GIVEN INSTRUCTION> Copy out each line that has "restablecimiento" in it.

INPUT RECORDS>
# # #

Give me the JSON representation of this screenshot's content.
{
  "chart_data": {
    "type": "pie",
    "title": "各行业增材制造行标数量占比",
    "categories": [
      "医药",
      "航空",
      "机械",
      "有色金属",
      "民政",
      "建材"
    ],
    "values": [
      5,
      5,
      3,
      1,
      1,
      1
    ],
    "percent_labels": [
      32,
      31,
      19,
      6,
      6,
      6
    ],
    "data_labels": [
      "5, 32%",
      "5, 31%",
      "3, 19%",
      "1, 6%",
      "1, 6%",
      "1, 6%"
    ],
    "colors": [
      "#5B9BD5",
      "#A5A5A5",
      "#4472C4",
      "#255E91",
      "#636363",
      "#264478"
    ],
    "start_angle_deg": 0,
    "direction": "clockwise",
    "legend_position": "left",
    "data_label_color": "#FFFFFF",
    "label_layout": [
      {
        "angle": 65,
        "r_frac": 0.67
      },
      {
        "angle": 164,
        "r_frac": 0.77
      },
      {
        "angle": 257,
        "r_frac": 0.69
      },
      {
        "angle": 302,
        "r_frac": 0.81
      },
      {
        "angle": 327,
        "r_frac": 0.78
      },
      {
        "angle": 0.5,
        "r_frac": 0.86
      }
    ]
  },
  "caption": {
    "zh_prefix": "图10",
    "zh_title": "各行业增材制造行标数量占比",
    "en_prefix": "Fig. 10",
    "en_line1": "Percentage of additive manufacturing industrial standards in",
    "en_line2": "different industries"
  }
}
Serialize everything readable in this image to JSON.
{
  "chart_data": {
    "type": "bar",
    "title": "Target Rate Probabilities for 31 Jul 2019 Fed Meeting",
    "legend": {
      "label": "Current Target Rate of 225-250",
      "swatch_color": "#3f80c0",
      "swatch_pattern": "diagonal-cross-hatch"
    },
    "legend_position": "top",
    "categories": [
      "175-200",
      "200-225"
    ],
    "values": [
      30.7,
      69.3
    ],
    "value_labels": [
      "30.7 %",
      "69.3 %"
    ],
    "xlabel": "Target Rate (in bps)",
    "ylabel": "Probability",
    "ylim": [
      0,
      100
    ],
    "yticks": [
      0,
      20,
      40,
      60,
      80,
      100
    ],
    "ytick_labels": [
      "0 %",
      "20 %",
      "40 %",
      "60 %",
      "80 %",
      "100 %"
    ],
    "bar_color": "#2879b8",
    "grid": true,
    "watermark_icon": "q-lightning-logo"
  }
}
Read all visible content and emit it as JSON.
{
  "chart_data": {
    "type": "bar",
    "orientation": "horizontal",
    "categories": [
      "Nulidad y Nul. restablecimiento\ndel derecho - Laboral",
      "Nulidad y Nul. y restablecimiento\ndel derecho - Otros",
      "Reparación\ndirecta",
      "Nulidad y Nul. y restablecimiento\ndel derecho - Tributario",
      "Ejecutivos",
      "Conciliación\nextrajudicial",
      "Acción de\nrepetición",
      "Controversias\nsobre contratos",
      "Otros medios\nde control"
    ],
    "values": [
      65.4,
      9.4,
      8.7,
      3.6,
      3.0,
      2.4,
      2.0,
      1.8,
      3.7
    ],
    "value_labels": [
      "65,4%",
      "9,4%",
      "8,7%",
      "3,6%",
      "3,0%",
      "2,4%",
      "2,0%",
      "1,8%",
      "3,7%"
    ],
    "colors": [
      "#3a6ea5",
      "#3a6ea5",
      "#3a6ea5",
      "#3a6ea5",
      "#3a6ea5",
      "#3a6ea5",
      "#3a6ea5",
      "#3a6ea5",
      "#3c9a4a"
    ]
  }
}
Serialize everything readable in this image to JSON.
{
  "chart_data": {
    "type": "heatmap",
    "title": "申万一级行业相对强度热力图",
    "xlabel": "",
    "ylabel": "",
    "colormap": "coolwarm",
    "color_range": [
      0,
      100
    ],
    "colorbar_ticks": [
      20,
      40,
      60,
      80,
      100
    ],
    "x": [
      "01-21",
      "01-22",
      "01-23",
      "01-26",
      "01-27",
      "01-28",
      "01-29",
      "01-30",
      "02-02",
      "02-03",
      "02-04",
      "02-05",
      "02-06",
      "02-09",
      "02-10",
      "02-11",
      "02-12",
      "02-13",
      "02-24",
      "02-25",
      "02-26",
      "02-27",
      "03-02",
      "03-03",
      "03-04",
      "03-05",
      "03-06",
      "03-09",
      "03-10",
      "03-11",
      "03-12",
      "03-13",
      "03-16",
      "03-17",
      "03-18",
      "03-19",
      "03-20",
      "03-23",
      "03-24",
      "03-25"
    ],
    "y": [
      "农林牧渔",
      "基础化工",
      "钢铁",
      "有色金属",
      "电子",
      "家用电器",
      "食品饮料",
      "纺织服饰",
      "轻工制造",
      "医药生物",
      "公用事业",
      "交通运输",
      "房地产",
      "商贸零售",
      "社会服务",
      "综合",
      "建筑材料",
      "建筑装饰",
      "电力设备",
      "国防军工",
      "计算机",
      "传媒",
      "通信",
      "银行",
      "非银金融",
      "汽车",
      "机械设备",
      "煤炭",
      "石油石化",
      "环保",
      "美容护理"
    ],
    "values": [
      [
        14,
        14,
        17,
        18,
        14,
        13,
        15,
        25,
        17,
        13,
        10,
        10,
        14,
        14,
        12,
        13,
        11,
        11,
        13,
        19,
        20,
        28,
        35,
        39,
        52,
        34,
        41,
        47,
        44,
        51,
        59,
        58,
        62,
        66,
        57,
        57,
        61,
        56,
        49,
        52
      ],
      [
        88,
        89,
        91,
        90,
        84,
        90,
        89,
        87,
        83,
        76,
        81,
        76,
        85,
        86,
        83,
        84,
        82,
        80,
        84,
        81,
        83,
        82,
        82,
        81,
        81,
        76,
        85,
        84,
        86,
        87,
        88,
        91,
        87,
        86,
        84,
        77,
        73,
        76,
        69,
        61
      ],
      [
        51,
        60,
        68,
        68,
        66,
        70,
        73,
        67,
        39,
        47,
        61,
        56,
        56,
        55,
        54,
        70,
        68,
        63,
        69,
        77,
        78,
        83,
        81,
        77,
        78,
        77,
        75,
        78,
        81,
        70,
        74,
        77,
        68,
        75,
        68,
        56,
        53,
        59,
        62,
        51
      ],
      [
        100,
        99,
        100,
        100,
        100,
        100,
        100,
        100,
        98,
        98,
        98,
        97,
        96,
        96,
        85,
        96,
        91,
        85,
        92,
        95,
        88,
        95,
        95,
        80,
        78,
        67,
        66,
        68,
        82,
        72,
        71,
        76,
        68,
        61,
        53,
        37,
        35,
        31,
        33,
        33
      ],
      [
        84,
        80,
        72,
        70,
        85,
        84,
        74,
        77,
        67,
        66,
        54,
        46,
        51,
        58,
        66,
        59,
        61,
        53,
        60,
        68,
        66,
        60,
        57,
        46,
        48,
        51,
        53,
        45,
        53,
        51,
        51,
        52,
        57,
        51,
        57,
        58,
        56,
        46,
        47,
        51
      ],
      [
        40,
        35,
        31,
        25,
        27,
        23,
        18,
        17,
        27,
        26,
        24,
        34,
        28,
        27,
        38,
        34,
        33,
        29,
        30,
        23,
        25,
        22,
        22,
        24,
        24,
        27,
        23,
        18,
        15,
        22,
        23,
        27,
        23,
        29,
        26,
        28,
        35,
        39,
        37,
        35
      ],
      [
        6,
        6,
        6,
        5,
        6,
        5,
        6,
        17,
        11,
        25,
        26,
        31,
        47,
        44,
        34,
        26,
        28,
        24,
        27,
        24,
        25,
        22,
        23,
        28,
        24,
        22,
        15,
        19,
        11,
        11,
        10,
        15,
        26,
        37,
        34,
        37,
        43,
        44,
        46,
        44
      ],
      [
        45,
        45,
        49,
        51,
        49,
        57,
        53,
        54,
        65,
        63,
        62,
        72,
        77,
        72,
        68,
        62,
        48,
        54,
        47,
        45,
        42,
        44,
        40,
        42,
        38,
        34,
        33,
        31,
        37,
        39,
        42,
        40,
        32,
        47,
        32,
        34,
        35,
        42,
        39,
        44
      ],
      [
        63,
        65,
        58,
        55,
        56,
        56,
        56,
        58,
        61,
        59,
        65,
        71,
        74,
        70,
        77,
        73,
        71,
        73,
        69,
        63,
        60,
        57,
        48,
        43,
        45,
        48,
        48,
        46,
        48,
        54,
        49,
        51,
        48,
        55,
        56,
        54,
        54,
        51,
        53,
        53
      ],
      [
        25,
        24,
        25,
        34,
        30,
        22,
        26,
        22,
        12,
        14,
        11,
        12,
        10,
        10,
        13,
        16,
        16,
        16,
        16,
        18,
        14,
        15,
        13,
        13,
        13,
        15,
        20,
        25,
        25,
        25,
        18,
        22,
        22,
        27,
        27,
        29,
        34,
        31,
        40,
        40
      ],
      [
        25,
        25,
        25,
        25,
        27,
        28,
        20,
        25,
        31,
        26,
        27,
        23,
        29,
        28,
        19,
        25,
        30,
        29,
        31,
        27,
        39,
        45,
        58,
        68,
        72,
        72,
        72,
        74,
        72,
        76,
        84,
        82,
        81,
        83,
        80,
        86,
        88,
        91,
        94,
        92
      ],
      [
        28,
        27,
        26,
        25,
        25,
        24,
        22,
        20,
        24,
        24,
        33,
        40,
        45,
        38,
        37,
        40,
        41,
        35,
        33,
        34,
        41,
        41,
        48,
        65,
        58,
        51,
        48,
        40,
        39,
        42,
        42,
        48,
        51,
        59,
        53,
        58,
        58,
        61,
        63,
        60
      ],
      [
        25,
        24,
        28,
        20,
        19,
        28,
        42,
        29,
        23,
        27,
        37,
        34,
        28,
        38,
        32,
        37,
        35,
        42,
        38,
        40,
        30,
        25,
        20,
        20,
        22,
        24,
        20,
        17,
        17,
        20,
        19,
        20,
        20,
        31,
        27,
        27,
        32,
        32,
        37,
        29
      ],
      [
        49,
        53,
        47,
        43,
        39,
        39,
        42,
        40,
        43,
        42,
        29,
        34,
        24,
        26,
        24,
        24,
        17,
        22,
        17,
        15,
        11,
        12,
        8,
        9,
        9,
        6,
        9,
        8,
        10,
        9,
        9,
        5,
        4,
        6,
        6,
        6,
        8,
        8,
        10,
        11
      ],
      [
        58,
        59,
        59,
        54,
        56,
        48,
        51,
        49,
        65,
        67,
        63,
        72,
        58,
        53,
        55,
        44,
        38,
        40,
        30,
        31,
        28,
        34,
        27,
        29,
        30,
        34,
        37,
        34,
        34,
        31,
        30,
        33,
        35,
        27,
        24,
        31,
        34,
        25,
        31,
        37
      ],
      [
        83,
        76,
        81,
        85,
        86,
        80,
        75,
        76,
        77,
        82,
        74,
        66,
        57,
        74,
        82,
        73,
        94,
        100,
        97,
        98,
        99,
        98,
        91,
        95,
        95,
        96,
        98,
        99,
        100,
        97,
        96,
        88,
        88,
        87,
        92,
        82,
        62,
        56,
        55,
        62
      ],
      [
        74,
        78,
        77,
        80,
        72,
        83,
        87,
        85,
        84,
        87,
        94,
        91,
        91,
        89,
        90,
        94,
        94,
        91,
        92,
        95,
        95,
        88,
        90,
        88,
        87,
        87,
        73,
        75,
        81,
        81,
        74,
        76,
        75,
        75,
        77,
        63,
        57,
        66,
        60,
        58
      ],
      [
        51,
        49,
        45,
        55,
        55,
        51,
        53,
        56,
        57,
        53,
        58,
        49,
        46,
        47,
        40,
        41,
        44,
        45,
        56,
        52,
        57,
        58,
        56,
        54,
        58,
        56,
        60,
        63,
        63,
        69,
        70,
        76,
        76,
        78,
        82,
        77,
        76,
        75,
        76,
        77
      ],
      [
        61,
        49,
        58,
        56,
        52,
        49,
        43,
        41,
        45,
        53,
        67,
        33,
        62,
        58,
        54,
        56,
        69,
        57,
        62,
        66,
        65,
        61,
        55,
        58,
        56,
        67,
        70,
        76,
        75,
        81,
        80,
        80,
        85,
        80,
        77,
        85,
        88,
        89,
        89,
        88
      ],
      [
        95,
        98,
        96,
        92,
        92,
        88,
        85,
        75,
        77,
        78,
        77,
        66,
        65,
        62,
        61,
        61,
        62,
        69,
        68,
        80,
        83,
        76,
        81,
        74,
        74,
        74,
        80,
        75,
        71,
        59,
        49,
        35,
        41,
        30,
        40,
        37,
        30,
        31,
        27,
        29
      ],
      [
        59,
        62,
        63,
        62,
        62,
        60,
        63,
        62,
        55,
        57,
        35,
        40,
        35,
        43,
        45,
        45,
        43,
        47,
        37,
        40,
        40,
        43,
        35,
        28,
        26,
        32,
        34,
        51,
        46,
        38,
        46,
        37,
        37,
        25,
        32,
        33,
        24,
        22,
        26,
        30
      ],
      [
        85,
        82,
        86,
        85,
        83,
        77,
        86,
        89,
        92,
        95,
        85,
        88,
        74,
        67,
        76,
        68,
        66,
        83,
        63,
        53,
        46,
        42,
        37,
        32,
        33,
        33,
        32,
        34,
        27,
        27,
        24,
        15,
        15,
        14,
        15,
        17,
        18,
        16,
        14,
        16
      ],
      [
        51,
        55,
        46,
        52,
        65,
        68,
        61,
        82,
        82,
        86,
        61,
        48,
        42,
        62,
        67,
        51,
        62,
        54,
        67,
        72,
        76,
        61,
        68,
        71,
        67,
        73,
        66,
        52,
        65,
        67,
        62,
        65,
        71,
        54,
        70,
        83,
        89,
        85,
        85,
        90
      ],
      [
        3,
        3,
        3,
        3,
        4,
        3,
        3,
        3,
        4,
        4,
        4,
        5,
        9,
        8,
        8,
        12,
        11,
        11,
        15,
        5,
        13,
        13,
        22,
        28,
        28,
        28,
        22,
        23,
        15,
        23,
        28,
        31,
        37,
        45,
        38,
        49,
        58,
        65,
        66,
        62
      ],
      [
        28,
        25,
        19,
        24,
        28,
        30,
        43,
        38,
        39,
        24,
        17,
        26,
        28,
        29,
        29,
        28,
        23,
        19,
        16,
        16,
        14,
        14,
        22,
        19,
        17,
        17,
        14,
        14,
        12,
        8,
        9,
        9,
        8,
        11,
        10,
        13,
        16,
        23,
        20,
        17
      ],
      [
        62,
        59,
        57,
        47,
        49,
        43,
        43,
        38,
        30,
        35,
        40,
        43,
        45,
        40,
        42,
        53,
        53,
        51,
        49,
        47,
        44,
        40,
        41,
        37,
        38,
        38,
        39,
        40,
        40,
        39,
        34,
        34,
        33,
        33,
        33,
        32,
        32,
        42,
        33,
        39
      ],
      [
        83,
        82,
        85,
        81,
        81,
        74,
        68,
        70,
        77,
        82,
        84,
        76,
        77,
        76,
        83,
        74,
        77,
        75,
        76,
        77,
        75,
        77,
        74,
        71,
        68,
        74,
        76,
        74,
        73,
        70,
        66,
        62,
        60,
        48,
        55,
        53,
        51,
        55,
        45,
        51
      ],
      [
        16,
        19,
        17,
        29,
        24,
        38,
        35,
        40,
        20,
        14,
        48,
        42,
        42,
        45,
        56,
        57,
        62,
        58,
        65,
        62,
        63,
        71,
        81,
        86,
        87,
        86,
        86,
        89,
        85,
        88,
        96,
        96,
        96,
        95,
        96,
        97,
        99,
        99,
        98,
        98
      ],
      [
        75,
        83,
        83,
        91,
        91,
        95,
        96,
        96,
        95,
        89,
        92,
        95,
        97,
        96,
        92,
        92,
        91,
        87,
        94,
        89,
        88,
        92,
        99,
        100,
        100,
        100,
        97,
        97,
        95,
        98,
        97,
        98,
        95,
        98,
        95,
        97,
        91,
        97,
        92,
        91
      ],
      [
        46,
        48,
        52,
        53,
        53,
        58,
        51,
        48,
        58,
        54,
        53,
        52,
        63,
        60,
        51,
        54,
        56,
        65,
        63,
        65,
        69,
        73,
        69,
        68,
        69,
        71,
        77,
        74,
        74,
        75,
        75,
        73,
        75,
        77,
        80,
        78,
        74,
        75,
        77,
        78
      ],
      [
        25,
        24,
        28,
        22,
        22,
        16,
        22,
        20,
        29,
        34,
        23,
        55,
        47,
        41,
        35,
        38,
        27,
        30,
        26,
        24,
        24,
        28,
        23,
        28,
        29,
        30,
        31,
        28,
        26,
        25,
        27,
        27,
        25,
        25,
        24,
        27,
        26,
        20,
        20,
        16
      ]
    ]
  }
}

# # #

THE COMPLETED TASK>
      "Nulidad y Nul. restablecimiento\ndel derecho - Laboral",
      "Nulidad y Nul. y restablecimiento\ndel derecho - Otros",
      "Nulidad y Nul. y restablecimiento\ndel derecho - Tributario",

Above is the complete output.